* [PROBLÈMES À RÉSOUDRE]:
**1.** Recopiez le passage du texte sur la sécurité du Tour de France qui commence aux mots « Sur le Tour de France 2022, on » et se termine après les mots « et en Belgique. », en substituant « Norvège » à « Danemark ».
**2.** Répondez à ces questions d'après le texte sur la sécurité du Tour de France.
(a) Combien de gendarmes sont engagés sur le Tour de France 2022 ?
(b) Combien de véhicules compte la caravane publicitaire ?
(c) Qui est le sous-préfet du Tour de France désigné en 2022 ?
**3.** Dressez la liste de tous les pays nommés dans le texte sur la sécurité du Tour de France.

Joël SCHERER assure l’interface entre les 12 000 gendarmes qui sont engagés cette année sur le Tour de France et l’organisation du Tour Amaury Sport Organisation pour que la Grande Boucle se passe dans les meilleures conditions et que la sécurité soit la plus efficace possible.

Bonjour Joël,

Quel est le dispositif du Tour de France 2022 ?

Sur le Tour de France 2022, on a 12 000 gendarmes engagés. La clef de voûte du dispositif reste tout de même le dispositif local de sécurité, c’est-à-dire les groupements de gendarmerie qui sont traversés tout au long de ces 18/21 étapes (3 étapes sont organisées au Danemark).

Cette année, ce seront 27 groupements qui seront traversés puisque le Tour part d’abord du Danemark. Les 3 premières étapes se dérouleront au Danemark et ensuite on rentre par le nord de la France à Dunkerque et on déroule les 17 étapes suivantes avec des incursions en Suisse et en Belgique.

Sur le Tour de France (TDF), il y a ces 12 000 gendarmes et aussi 280 permanents qui m’accompagnent puisque je suis au-devant de la course à environ 5 minutes du 1er coureur. Les 280 permanents m’accompagnent pour sécuriser l’ensemble des étapes.
Les plus importants sont les anges bleus de l’escadron motos de la Garde Républicaine, sans qui rien ne serait possible puisqu’ils sécurisent à la fois l’échelon caravane et l’échelon course.
L’échelon caravane c’est d’abord 140 véhicules d’une caravane publicitaire. 2 heures après le départ de la caravane, part la course cycliste qui elle aussi est sécurisée par l’escadron motos. Donc sans les anges bleus, rien ne serait possible. Il y a aussi un élément de cet escadron qui arme le centre de coordination du Tour de France qui est tous les jours installé sur le site d’arrivée. Ce centre de coordination est dirigé par le sous-préfet du Tour de France qui est désigné chaque année (Loïc GROSSE, en 2022) par le ministère de l’Intérieur. Le sous-préfet coordonne l’action de la gendarmerie, de la police et de la sécurité civile, puisque nous ne sommes pas seuls sur le Tour. C’est la gendarmerie qui engage le plus de personnels sur le Tour de France puisque c’est 90% du tracé en France qui nous impacte.

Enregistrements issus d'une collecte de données
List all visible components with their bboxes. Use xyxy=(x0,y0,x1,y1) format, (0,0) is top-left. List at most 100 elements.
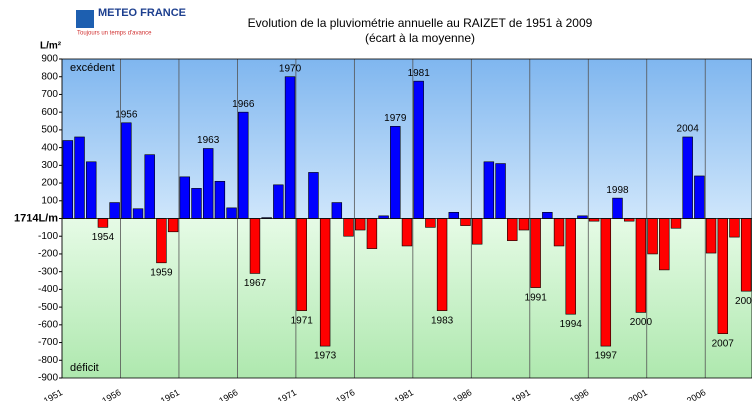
bar-annotation: 1994 xyxy=(560,319,583,330)
bar xyxy=(553,218,565,247)
bar xyxy=(97,218,109,228)
bar xyxy=(635,218,647,313)
x-tick-label: 1986 xyxy=(451,387,473,401)
bar xyxy=(670,218,682,229)
bar xyxy=(331,202,343,219)
bar-annotation: 2004 xyxy=(677,124,700,135)
bar xyxy=(296,218,307,311)
x-tick-label: 1951 xyxy=(42,387,64,401)
bar xyxy=(682,136,693,219)
logo-name: METEO FRANCE xyxy=(98,7,186,19)
bar xyxy=(565,218,576,315)
bar xyxy=(308,172,319,219)
bar-annotation: 1981 xyxy=(408,68,431,79)
x-tick-label: 1971 xyxy=(276,387,298,401)
bar xyxy=(273,184,284,219)
bar-annotation: 2009 xyxy=(735,296,752,307)
bar xyxy=(284,76,296,219)
bar xyxy=(436,218,448,311)
bar-annotation: 1979 xyxy=(384,113,407,124)
bar xyxy=(156,218,167,264)
x-tick-label: 2006 xyxy=(685,387,707,401)
y-tick-label: -900 xyxy=(38,373,58,384)
x-tick-label: 2001 xyxy=(627,387,649,401)
y-tick-label: 100 xyxy=(41,195,58,206)
bar xyxy=(355,218,366,231)
bar xyxy=(542,211,553,219)
bar xyxy=(717,218,728,334)
x-tick-label: 1996 xyxy=(568,387,590,401)
x-tick-label: 1966 xyxy=(217,387,239,401)
y-tick-label: 1714L/m xyxy=(14,212,58,224)
bar xyxy=(121,122,132,219)
bar-annotation: 2000 xyxy=(630,317,653,328)
x-tick-label: 1976 xyxy=(334,387,356,401)
bar-annotation: 1970 xyxy=(279,63,302,74)
bar xyxy=(612,197,623,219)
bar xyxy=(191,188,202,219)
bar-annotation: 1956 xyxy=(115,109,138,120)
y-axis-label: L/m² xyxy=(40,41,62,52)
bar xyxy=(249,218,261,274)
upper-label: excédent xyxy=(70,62,115,74)
bar xyxy=(647,218,658,255)
logo: METEO FRANCE Toujours un temps d'avance xyxy=(76,7,186,37)
bar xyxy=(425,218,436,228)
y-tick-label: -400 xyxy=(38,284,58,295)
plot-frame xyxy=(61,58,752,379)
bar xyxy=(694,175,705,219)
bar xyxy=(214,180,226,219)
bar xyxy=(460,218,471,226)
bar xyxy=(366,218,378,249)
chart-subtitle: (écart à la moyenne) xyxy=(365,31,475,45)
x-tick-label: 1956 xyxy=(100,387,122,401)
bar xyxy=(729,218,740,238)
bar-annotation: 1998 xyxy=(606,185,629,196)
y-tick-label: 300 xyxy=(41,160,58,171)
bar-annotation: 1963 xyxy=(197,135,220,146)
bar xyxy=(401,218,413,247)
bar xyxy=(144,154,155,219)
bar xyxy=(530,218,541,288)
x-tick-label: 1991 xyxy=(510,387,532,401)
bar xyxy=(343,218,354,237)
logo-icon xyxy=(76,10,94,28)
y-tick-label: 800 xyxy=(41,71,58,82)
bar xyxy=(179,176,191,219)
bar xyxy=(202,148,214,219)
bar-annotation: 1954 xyxy=(92,232,115,243)
bar xyxy=(705,218,717,254)
y-tick-label: 700 xyxy=(41,89,58,100)
bar-annotation: 1973 xyxy=(314,351,337,362)
bar xyxy=(659,218,670,271)
bar xyxy=(518,218,530,231)
y-tick-label: 600 xyxy=(41,107,58,118)
bar-annotation: 1983 xyxy=(431,315,454,326)
y-tick-label: 900 xyxy=(41,54,58,65)
logo-tagline: Toujours un temps d'avance xyxy=(77,31,152,37)
y-tick-label: 500 xyxy=(41,125,58,136)
bar-annotation: 1971 xyxy=(291,315,314,326)
lower-label: déficit xyxy=(70,362,99,374)
y-tick-label: 200 xyxy=(41,178,58,189)
bar xyxy=(448,211,459,219)
y-tick-label: -800 xyxy=(38,355,58,366)
chart-title: Evolution de la pluviométrie annuelle au… xyxy=(248,16,593,30)
bar xyxy=(109,202,120,219)
bar xyxy=(471,218,483,245)
bar xyxy=(238,111,249,219)
bar xyxy=(740,218,752,292)
bar xyxy=(132,208,144,219)
y-tick-label: 400 xyxy=(41,142,58,153)
bar-annotation: 1966 xyxy=(232,99,255,110)
bar-annotation: 1959 xyxy=(150,267,173,278)
y-tick-label: -300 xyxy=(38,266,58,277)
bar xyxy=(62,140,74,219)
bar xyxy=(319,218,331,347)
bar xyxy=(507,218,518,241)
x-tick-label: 1981 xyxy=(393,387,415,401)
plot-positive-bg xyxy=(62,59,752,219)
bar xyxy=(483,161,495,219)
bar xyxy=(600,218,612,347)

* [RÉSULTATS PAR TÂCHE]:
**1.**
Sur le Tour de France 2022, on a 12 000 gendarmes engagés. La clef de voûte du dispositif reste tout de même le dispositif local de sécurité, c’est-à-dire les groupements de gendarmerie qui sont traversés tout au long de ces 18/21 étapes (3 étapes sont organisées au Norvège).

Cette année, ce seront 27 groupements qui seront traversés puisque le Tour part d’abord du Norvège. Les 3 premières étapes se dérouleront au Norvège et ensuite on rentre par le nord de la France à Dunkerque et on déroule les 17 étapes suivantes avec des incursions en Suisse et en Belgique.

**2.**
(a) 12 000 gendarmes.
(b) 140 véhicules.
(c) Loïc GROSSE.

**3.** Danemark, France, Suisse, Belgique